- _WORK REQUIRED_
Copy out, character for character, every line from the one containing "x-tick-mark — [1063, 349, 1064, 356]" down to the one containing "y-tick: 2000 — [720, 606, 752, 624]", with both of those lines included.

- _A run of entries_
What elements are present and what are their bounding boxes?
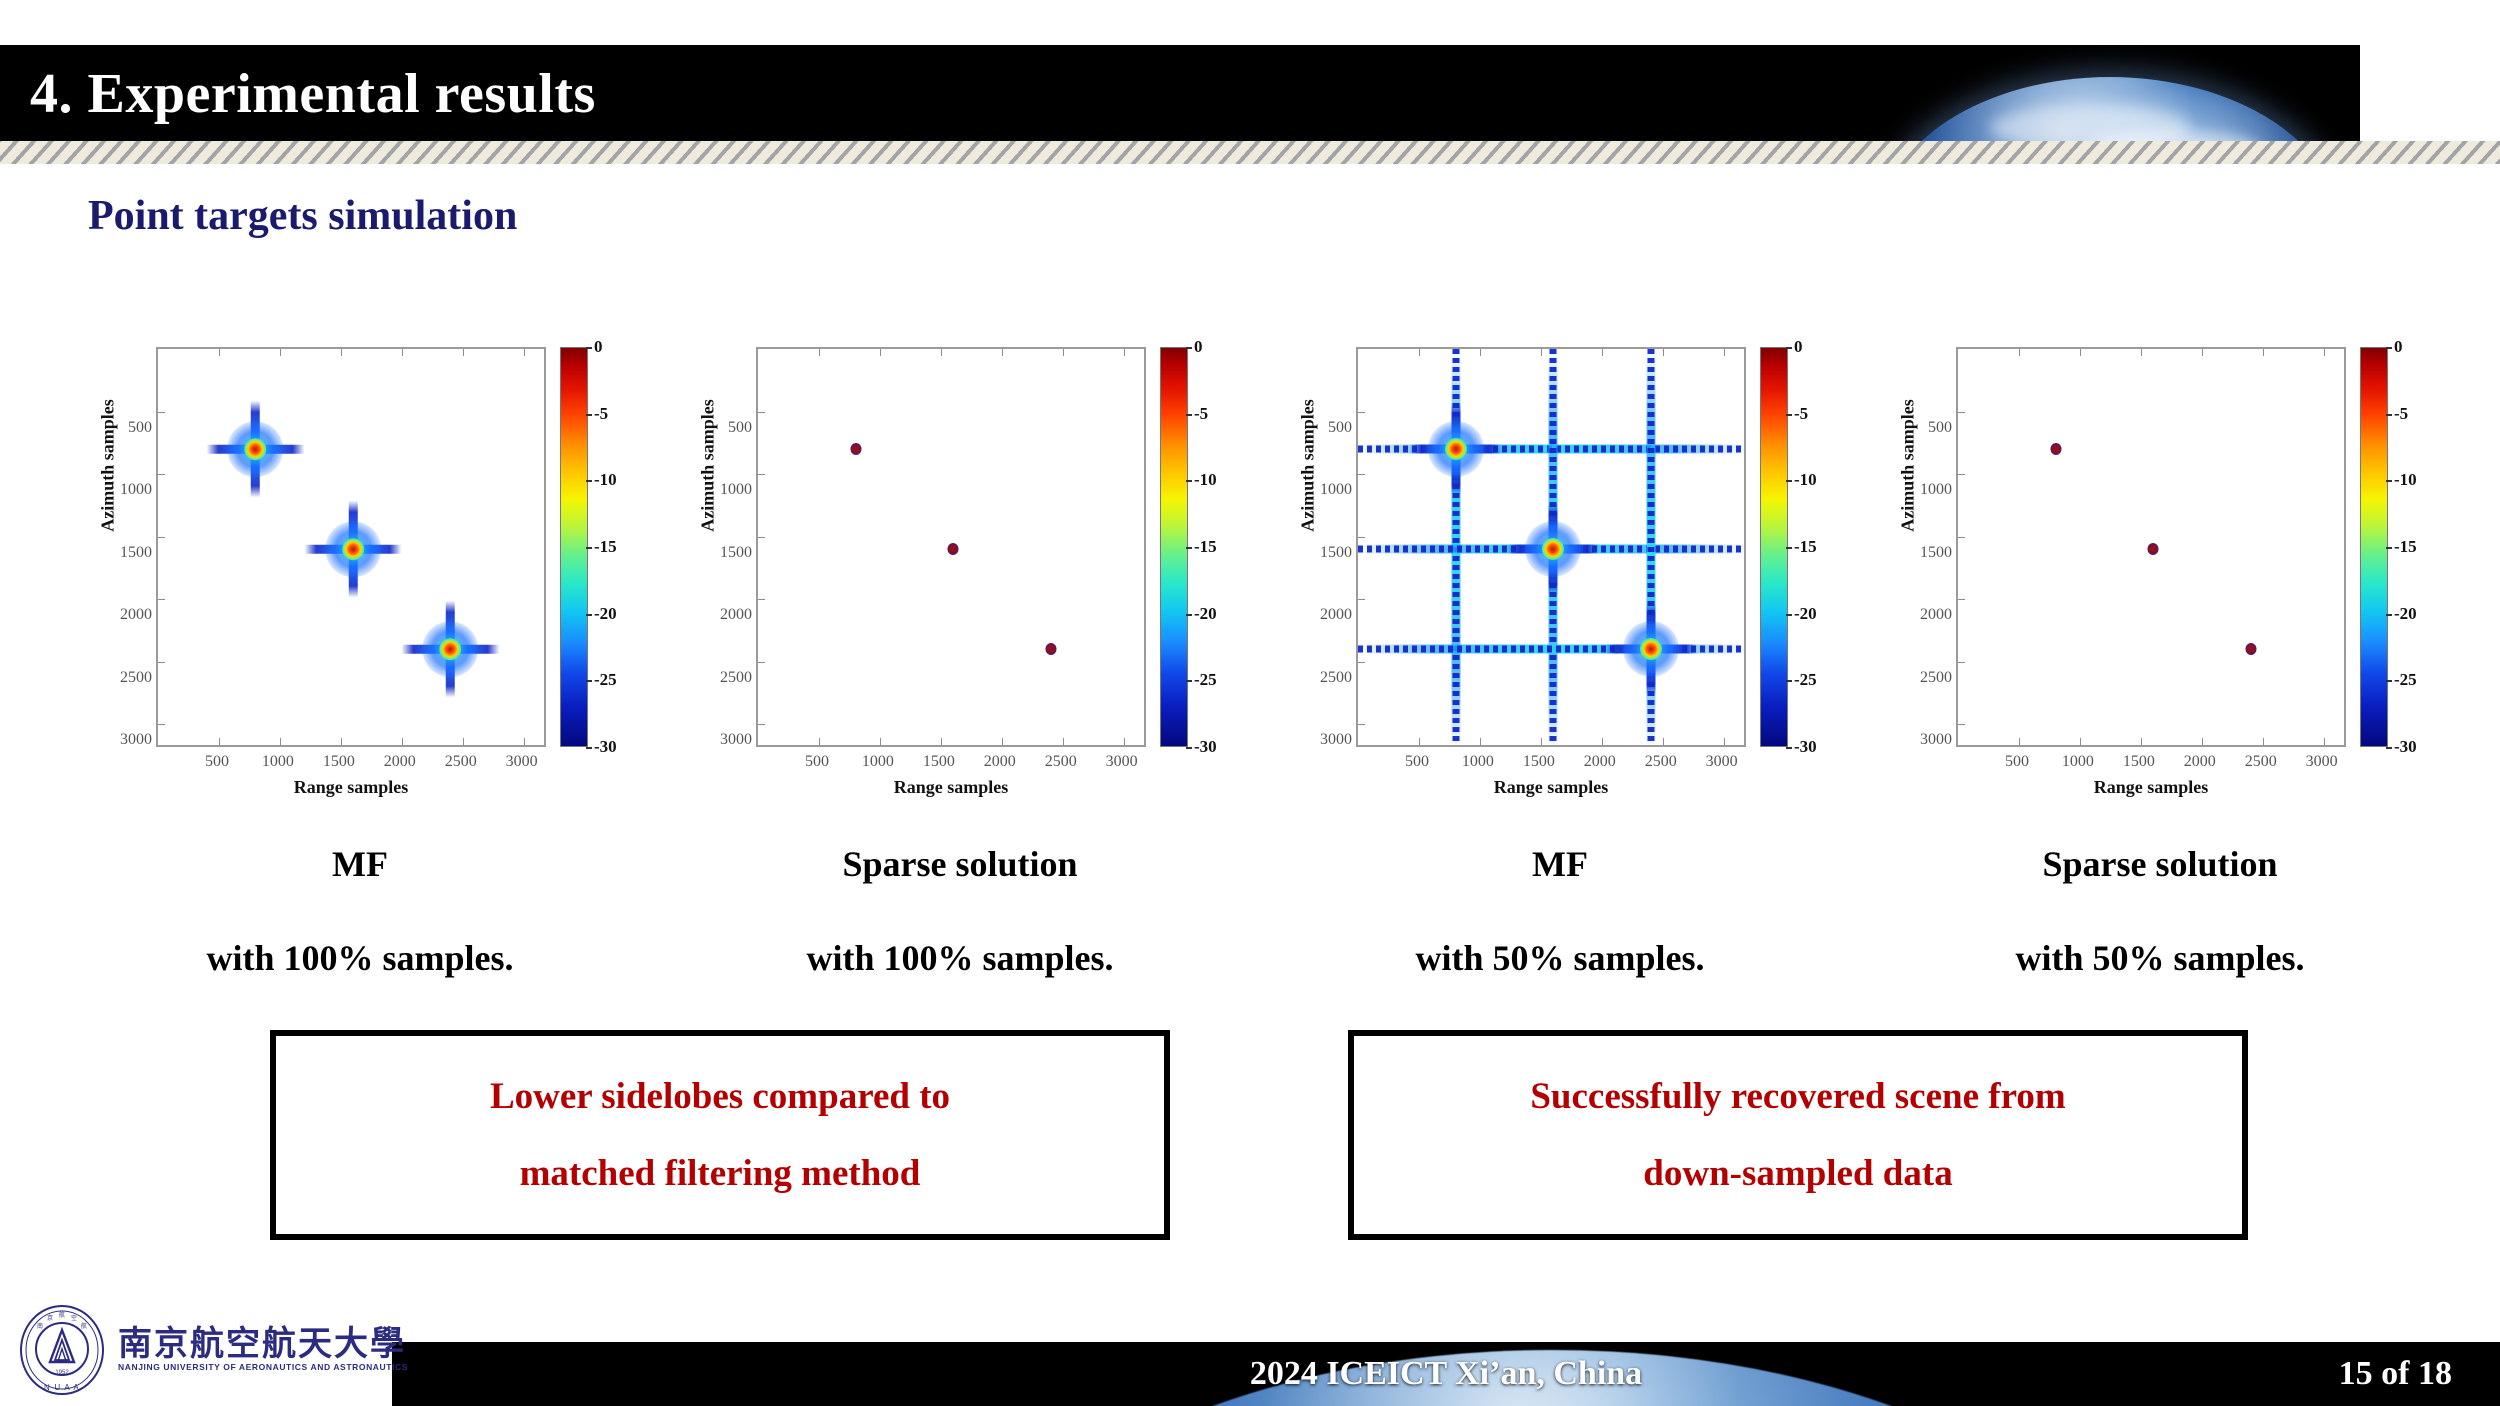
x-tick-mark — [1063, 349, 1064, 356]
y-tick-labels: 50010001500200025003000 — [1282, 365, 1352, 745]
x-tick-mark — [341, 349, 342, 356]
colorbar-tick-mark — [2386, 414, 2392, 416]
caption-row: MFwith 100% samples.Sparse solutionwith … — [60, 845, 2460, 995]
colorbar-tick-label: -10 — [2394, 470, 2417, 490]
x-tick-mark — [2019, 349, 2020, 356]
y-tick: 2000 — [1920, 606, 1952, 624]
x-tick-mark — [280, 349, 281, 356]
y-tick: 2500 — [720, 669, 752, 687]
colorbar-tick-mark — [2386, 480, 2392, 482]
figure-sparse-50: Azimuth samples5001000150020002500300050… — [1860, 325, 2460, 805]
colorbar-tick-mark — [586, 347, 592, 349]
x-tick-mark — [2324, 738, 2325, 745]
colorbar-tick-label: -15 — [1194, 537, 1217, 557]
point-target — [2245, 643, 2256, 655]
colorbar-tick-mark — [1186, 347, 1192, 349]
x-tick: 1500 — [923, 753, 955, 771]
logo-chinese-name: 南京航空航天大學 — [118, 1316, 406, 1365]
colorbar-tick-mark — [586, 480, 592, 482]
y-tick: 1000 — [120, 481, 152, 499]
colorbar-tick-mark — [1186, 614, 1192, 616]
x-tick: 3000 — [2306, 753, 2338, 771]
x-tick: 500 — [805, 753, 829, 771]
x-tick-mark — [819, 349, 820, 356]
colorbar-tick-mark — [1786, 414, 1792, 416]
point-target — [402, 600, 500, 698]
callout-left-line2: matched filtering method — [520, 1155, 921, 1192]
caption-line1: Sparse solution — [660, 845, 1260, 885]
y-tick: 1000 — [1920, 481, 1952, 499]
svg-text:南: 南 — [37, 1322, 43, 1330]
x-tick-mark — [219, 738, 220, 745]
x-tick-mark — [819, 738, 820, 745]
y-tick-mark — [758, 724, 765, 725]
y-tick-mark — [1958, 724, 1965, 725]
colorbar-tick-label: -5 — [594, 404, 608, 424]
y-tick-mark — [1358, 662, 1365, 663]
svg-text:N U A A: N U A A — [44, 1383, 80, 1392]
colorbar-tick-mark — [1786, 680, 1792, 682]
target-core — [1542, 538, 1564, 560]
y-tick: 2000 — [720, 606, 752, 624]
figure-sparse-100: Azimuth samples5001000150020002500300050… — [660, 325, 1260, 805]
colorbar-tick-mark — [1186, 547, 1192, 549]
y-tick-mark — [158, 537, 165, 538]
earth-globe-icon — [1840, 45, 2360, 141]
x-tick-mark — [1663, 349, 1664, 356]
x-axis-label: Range samples — [1956, 777, 2346, 798]
y-tick: 1500 — [1920, 544, 1952, 562]
x-tick-mark — [1002, 738, 1003, 745]
colorbar-tick-mark — [2386, 347, 2392, 349]
point-target — [1410, 403, 1502, 495]
figure-mf-100: Azimuth samples5001000150020002500300050… — [60, 325, 660, 805]
colorbar-tick-mark — [586, 680, 592, 682]
caption-line2: with 100% samples. — [60, 937, 660, 979]
target-core — [1640, 638, 1662, 660]
x-tick: 1000 — [1462, 753, 1494, 771]
x-tick-mark — [524, 738, 525, 745]
figure-row: Azimuth samples5001000150020002500300050… — [60, 325, 2460, 805]
figure-caption: MFwith 100% samples. — [60, 845, 660, 995]
colorbar-tick-mark — [1186, 680, 1192, 682]
y-tick-mark — [1358, 599, 1365, 600]
colorbar-tick-mark — [1786, 480, 1792, 482]
colorbar-tick-label: -30 — [1794, 737, 1817, 757]
x-tick-labels: 50010001500200025003000 — [756, 753, 1146, 779]
colorbar-tick-mark — [1786, 547, 1792, 549]
y-tick-mark — [158, 474, 165, 475]
x-tick: 2000 — [384, 753, 416, 771]
caption-line2: with 100% samples. — [660, 937, 1260, 979]
x-axis-label: Range samples — [756, 777, 1146, 798]
svg-text:航: 航 — [59, 1311, 65, 1319]
callout-right-line2: down-sampled data — [1643, 1155, 1952, 1192]
target-core — [440, 638, 462, 660]
colorbar-tick-mark — [1786, 747, 1792, 749]
x-axis-label: Range samples — [156, 777, 546, 798]
y-tick-mark — [758, 662, 765, 663]
colorbar-tick-label: -20 — [594, 604, 617, 624]
nuaa-seal-icon: 1952 N U A A 南京 航空 航 — [18, 1304, 106, 1396]
x-tick-mark — [1419, 738, 1420, 745]
colorbar-tick-label: 0 — [2394, 337, 2403, 357]
plot-area — [756, 347, 1146, 747]
point-target — [207, 400, 305, 498]
colorbar-tick-label: -20 — [2394, 604, 2417, 624]
svg-text:空: 空 — [71, 1314, 77, 1322]
colorbar-tick-mark — [1786, 347, 1792, 349]
x-tick: 1500 — [323, 753, 355, 771]
plot-mf-50: Azimuth samples5001000150020002500300050… — [1260, 325, 1860, 805]
plot-mf-100: Azimuth samples5001000150020002500300050… — [60, 325, 660, 805]
y-tick: 500 — [1928, 419, 1952, 437]
x-tick-mark — [941, 738, 942, 745]
colorbar-tick-label: -30 — [2394, 737, 2417, 757]
x-tick-mark — [219, 349, 220, 356]
page-indicator: 15 of 18 — [2339, 1342, 2452, 1406]
colorbar-tick-mark — [2386, 747, 2392, 749]
y-tick-mark — [158, 662, 165, 663]
y-tick-mark — [1358, 474, 1365, 475]
colorbar-tick-label: -20 — [1194, 604, 1217, 624]
colorbar-tick-label: -20 — [1794, 604, 1817, 624]
caption-line2: with 50% samples. — [1860, 937, 2460, 979]
y-tick: 1500 — [120, 544, 152, 562]
y-tick: 2000 — [120, 606, 152, 624]
x-tick: 500 — [205, 753, 229, 771]
x-tick: 2000 — [2184, 753, 2216, 771]
x-tick-mark — [1480, 349, 1481, 356]
y-tick: 2500 — [120, 669, 152, 687]
x-tick-mark — [402, 349, 403, 356]
target-core — [1445, 438, 1467, 460]
plot-area — [1956, 347, 2346, 747]
plot-sparse-50: Azimuth samples5001000150020002500300050… — [1860, 325, 2460, 805]
x-tick: 2000 — [984, 753, 1016, 771]
y-tick: 1000 — [1320, 481, 1352, 499]
callout-box-left: Lower sidelobes compared to matched filt… — [270, 1030, 1170, 1240]
colorbar-tick-mark — [1186, 480, 1192, 482]
y-tick-labels: 50010001500200025003000 — [682, 365, 752, 745]
point-target — [1605, 603, 1697, 695]
x-tick: 1000 — [2062, 753, 2094, 771]
x-tick: 3000 — [1706, 753, 1738, 771]
y-tick-mark — [1958, 662, 1965, 663]
colorbar-labels: 0-5-10-15-20-25-30 — [1194, 347, 1250, 747]
y-tick-labels: 50010001500200025003000 — [82, 365, 152, 745]
colorbar-tick-mark — [586, 614, 592, 616]
x-tick-mark — [524, 349, 525, 356]
y-tick: 1000 — [720, 481, 752, 499]
colorbar-gradient — [560, 347, 588, 747]
colorbar: 0-5-10-15-20-25-30 — [2360, 347, 2450, 747]
y-tick: 2000 — [1320, 606, 1352, 624]
colorbar-tick-label: -30 — [1194, 737, 1217, 757]
figure-caption: Sparse solutionwith 100% samples. — [660, 845, 1260, 995]
colorbar-tick-mark — [586, 747, 592, 749]
y-tick: 2500 — [1320, 669, 1352, 687]
colorbar-tick-label: -25 — [1794, 670, 1817, 690]
x-tick: 1000 — [262, 753, 294, 771]
x-tick-mark — [1063, 738, 1064, 745]
colorbar-tick-mark — [1786, 614, 1792, 616]
plot-area — [156, 347, 546, 747]
y-tick: 1500 — [1320, 544, 1352, 562]
target-core — [342, 538, 364, 560]
footer-band: 2024 ICEICT Xi’an, China 15 of 18 — [392, 1342, 2500, 1406]
y-tick: 3000 — [120, 731, 152, 749]
figure-mf-50: Azimuth samples5001000150020002500300050… — [1260, 325, 1860, 805]
colorbar-tick-label: -15 — [1794, 537, 1817, 557]
x-tick-mark — [1724, 738, 1725, 745]
x-tick-mark — [1541, 738, 1542, 745]
colorbar-tick-label: -15 — [2394, 537, 2417, 557]
caption-line1: MF — [1260, 845, 1860, 885]
x-tick: 1500 — [1523, 753, 1555, 771]
colorbar-tick-mark — [1186, 414, 1192, 416]
colorbar-tick-label: 0 — [1194, 337, 1203, 357]
colorbar-tick-label: -10 — [1794, 470, 1817, 490]
colorbar-tick-label: -25 — [2394, 670, 2417, 690]
x-tick-mark — [2080, 349, 2081, 356]
x-tick: 2500 — [1045, 753, 1077, 771]
target-core — [245, 438, 267, 460]
x-tick-mark — [1541, 349, 1542, 356]
hatch-divider — [0, 141, 2500, 164]
point-target — [304, 500, 402, 598]
colorbar-gradient — [2360, 347, 2388, 747]
x-tick: 500 — [2005, 753, 2029, 771]
colorbar-tick-label: -5 — [1194, 404, 1208, 424]
x-tick-mark — [1419, 349, 1420, 356]
y-tick-mark — [1958, 599, 1965, 600]
colorbar-tick-label: -30 — [594, 737, 617, 757]
caption-line1: MF — [60, 845, 660, 885]
x-tick-mark — [2202, 349, 2203, 356]
x-tick: 2000 — [1584, 753, 1616, 771]
colorbar-tick-label: -5 — [2394, 404, 2408, 424]
x-tick-mark — [1480, 738, 1481, 745]
point-target — [1507, 503, 1599, 595]
x-tick-mark — [463, 738, 464, 745]
x-tick: 2500 — [2245, 753, 2277, 771]
x-tick-mark — [341, 738, 342, 745]
colorbar-tick-label: -25 — [1194, 670, 1217, 690]
x-tick-labels: 50010001500200025003000 — [1956, 753, 2346, 779]
x-tick: 1000 — [862, 753, 894, 771]
x-tick-mark — [2263, 349, 2264, 356]
point-target — [2148, 543, 2159, 555]
x-tick-mark — [2141, 349, 2142, 356]
colorbar-tick-mark — [586, 547, 592, 549]
colorbar-tick-mark — [2386, 680, 2392, 682]
y-tick-mark — [1358, 724, 1365, 725]
point-target — [948, 543, 959, 555]
x-tick-mark — [1002, 349, 1003, 356]
colorbar-tick-label: 0 — [594, 337, 603, 357]
x-tick: 1500 — [2123, 753, 2155, 771]
x-tick-mark — [2080, 738, 2081, 745]
x-tick-mark — [402, 738, 403, 745]
x-tick-mark — [463, 349, 464, 356]
colorbar-tick-mark — [2386, 614, 2392, 616]
y-tick-mark — [1958, 537, 1965, 538]
callout-right-line1: Successfully recovered scene from — [1530, 1078, 2065, 1115]
y-tick: 3000 — [720, 731, 752, 749]
x-tick-mark — [941, 349, 942, 356]
y-tick-mark — [158, 599, 165, 600]
x-tick-mark — [2324, 349, 2325, 356]
x-tick-mark — [1124, 349, 1125, 356]
colorbar-tick-mark — [2386, 547, 2392, 549]
logo-english-name: NANJING UNIVERSITY OF AERONAUTICS AND AS… — [118, 1362, 408, 1372]
x-tick-mark — [2019, 738, 2020, 745]
colorbar-tick-mark — [586, 414, 592, 416]
y-tick-mark — [758, 537, 765, 538]
x-tick-labels: 50010001500200025003000 — [156, 753, 546, 779]
y-tick: 3000 — [1920, 731, 1952, 749]
x-tick-mark — [1663, 738, 1664, 745]
y-tick-mark — [158, 724, 165, 725]
colorbar: 0-5-10-15-20-25-30 — [560, 347, 650, 747]
point-target — [850, 443, 861, 455]
plot-sparse-100: Azimuth samples5001000150020002500300050… — [660, 325, 1260, 805]
point-target — [1045, 643, 1056, 655]
point-target — [2050, 443, 2061, 455]
x-tick-mark — [1602, 738, 1603, 745]
page-title: 4. Experimental results — [30, 48, 596, 140]
colorbar-tick-label: -10 — [594, 470, 617, 490]
colorbar-labels: 0-5-10-15-20-25-30 — [594, 347, 650, 747]
x-tick-labels: 50010001500200025003000 — [1356, 753, 1746, 779]
caption-line2: with 50% samples. — [1260, 937, 1860, 979]
y-tick-mark — [1958, 412, 1965, 413]
plot-area — [1356, 347, 1746, 747]
y-tick: 1500 — [720, 544, 752, 562]
section-subtitle: Point targets simulation — [88, 192, 517, 240]
svg-text:航: 航 — [81, 1322, 87, 1330]
conference-label: 2024 ICEICT Xi’an, China — [392, 1342, 2500, 1406]
x-tick-mark — [880, 738, 881, 745]
x-tick: 500 — [1405, 753, 1429, 771]
svg-text:京: 京 — [47, 1314, 53, 1322]
svg-text:1952: 1952 — [55, 1370, 69, 1376]
y-tick-mark — [1358, 537, 1365, 538]
colorbar-tick-label: 0 — [1794, 337, 1803, 357]
callout-box-right: Successfully recovered scene from down-s… — [1348, 1030, 2248, 1240]
x-axis-label: Range samples — [1356, 777, 1746, 798]
colorbar-labels: 0-5-10-15-20-25-30 — [1794, 347, 1850, 747]
x-tick-mark — [280, 738, 281, 745]
x-tick-mark — [2202, 738, 2203, 745]
x-tick: 2500 — [1645, 753, 1677, 771]
colorbar-tick-label: -25 — [594, 670, 617, 690]
y-tick-mark — [758, 474, 765, 475]
callout-left-line1: Lower sidelobes compared to — [490, 1078, 950, 1115]
colorbar-labels: 0-5-10-15-20-25-30 — [2394, 347, 2450, 747]
x-tick-mark — [2263, 738, 2264, 745]
x-tick-mark — [1602, 349, 1603, 356]
colorbar-tick-mark — [1186, 747, 1192, 749]
x-tick-mark — [2141, 738, 2142, 745]
colorbar-tick-label: -5 — [1794, 404, 1808, 424]
x-tick: 3000 — [1106, 753, 1138, 771]
y-tick-mark — [158, 412, 165, 413]
y-tick-labels: 50010001500200025003000 — [1882, 365, 1952, 745]
colorbar: 0-5-10-15-20-25-30 — [1160, 347, 1250, 747]
figure-caption: Sparse solutionwith 50% samples. — [1860, 845, 2460, 995]
y-tick-mark — [1358, 412, 1365, 413]
x-tick-mark — [880, 349, 881, 356]
caption-line1: Sparse solution — [1860, 845, 2460, 885]
colorbar-tick-label: -10 — [1194, 470, 1217, 490]
x-tick: 3000 — [506, 753, 538, 771]
y-tick-mark — [758, 599, 765, 600]
x-tick: 2500 — [445, 753, 477, 771]
x-tick-mark — [1724, 349, 1725, 356]
y-tick: 500 — [728, 419, 752, 437]
y-tick-mark — [758, 412, 765, 413]
colorbar-gradient — [1160, 347, 1188, 747]
colorbar: 0-5-10-15-20-25-30 — [1760, 347, 1850, 747]
y-tick: 500 — [128, 419, 152, 437]
colorbar-gradient — [1760, 347, 1788, 747]
figure-caption: MFwith 50% samples. — [1260, 845, 1860, 995]
y-tick: 500 — [1328, 419, 1352, 437]
y-tick-mark — [1958, 474, 1965, 475]
colorbar-tick-label: -15 — [594, 537, 617, 557]
y-tick: 3000 — [1320, 731, 1352, 749]
university-logo: 1952 N U A A 南京 航空 航 南京航空航天大學 NANJING UN… — [18, 1302, 388, 1398]
x-tick-mark — [1124, 738, 1125, 745]
y-tick: 2500 — [1920, 669, 1952, 687]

- _EXERCISE RESPONSE_
x-tick-mark — [1063, 349, 1064, 356]
y-tick-labels: 50010001500200025003000 — [1282, 365, 1352, 745]
x-tick-mark — [341, 349, 342, 356]
colorbar-tick-mark — [2386, 414, 2392, 416]
caption-row: MFwith 100% samples.Sparse solutionwith … — [60, 845, 2460, 995]
colorbar-tick-label: -10 — [2394, 470, 2417, 490]
x-tick-mark — [2019, 349, 2020, 356]
y-tick: 2000 — [1920, 606, 1952, 624]
x-tick-mark — [280, 349, 281, 356]
y-tick: 2500 — [720, 669, 752, 687]
colorbar-tick-mark — [2386, 480, 2392, 482]
figure-sparse-50: Azimuth samples5001000150020002500300050… — [1860, 325, 2460, 805]
colorbar-tick-mark — [586, 347, 592, 349]
x-tick-mark — [2324, 738, 2325, 745]
colorbar-tick-label: -15 — [1194, 537, 1217, 557]
point-target — [2245, 643, 2256, 655]
colorbar-tick-mark — [1186, 347, 1192, 349]
x-tick: 1500 — [923, 753, 955, 771]
logo-chinese-name: 南京航空航天大學 — [118, 1316, 406, 1365]
colorbar-tick-mark — [586, 480, 592, 482]
y-tick: 1000 — [120, 481, 152, 499]
colorbar-tick-mark — [1186, 614, 1192, 616]
x-tick: 3000 — [2306, 753, 2338, 771]
x-tick: 500 — [805, 753, 829, 771]
x-tick-mark — [819, 349, 820, 356]
colorbar-tick-mark — [1786, 414, 1792, 416]
point-target — [402, 600, 500, 698]
callout-left-line2: matched filtering method — [520, 1155, 921, 1192]
caption-line1: Sparse solution — [660, 845, 1260, 885]
y-tick: 1000 — [1920, 481, 1952, 499]
svg-text:南: 南 — [37, 1322, 43, 1330]
x-tick-mark — [219, 738, 220, 745]
x-tick-mark — [819, 738, 820, 745]
y-tick-mark — [758, 724, 765, 725]
y-tick-mark — [1958, 724, 1965, 725]
colorbar-tick-label: -5 — [594, 404, 608, 424]
y-tick-mark — [1358, 662, 1365, 663]
svg-text:N U A A: N U A A — [44, 1383, 80, 1392]
colorbar-tick-mark — [1786, 680, 1792, 682]
target-core — [1542, 538, 1564, 560]
y-tick: 2000 — [720, 606, 752, 624]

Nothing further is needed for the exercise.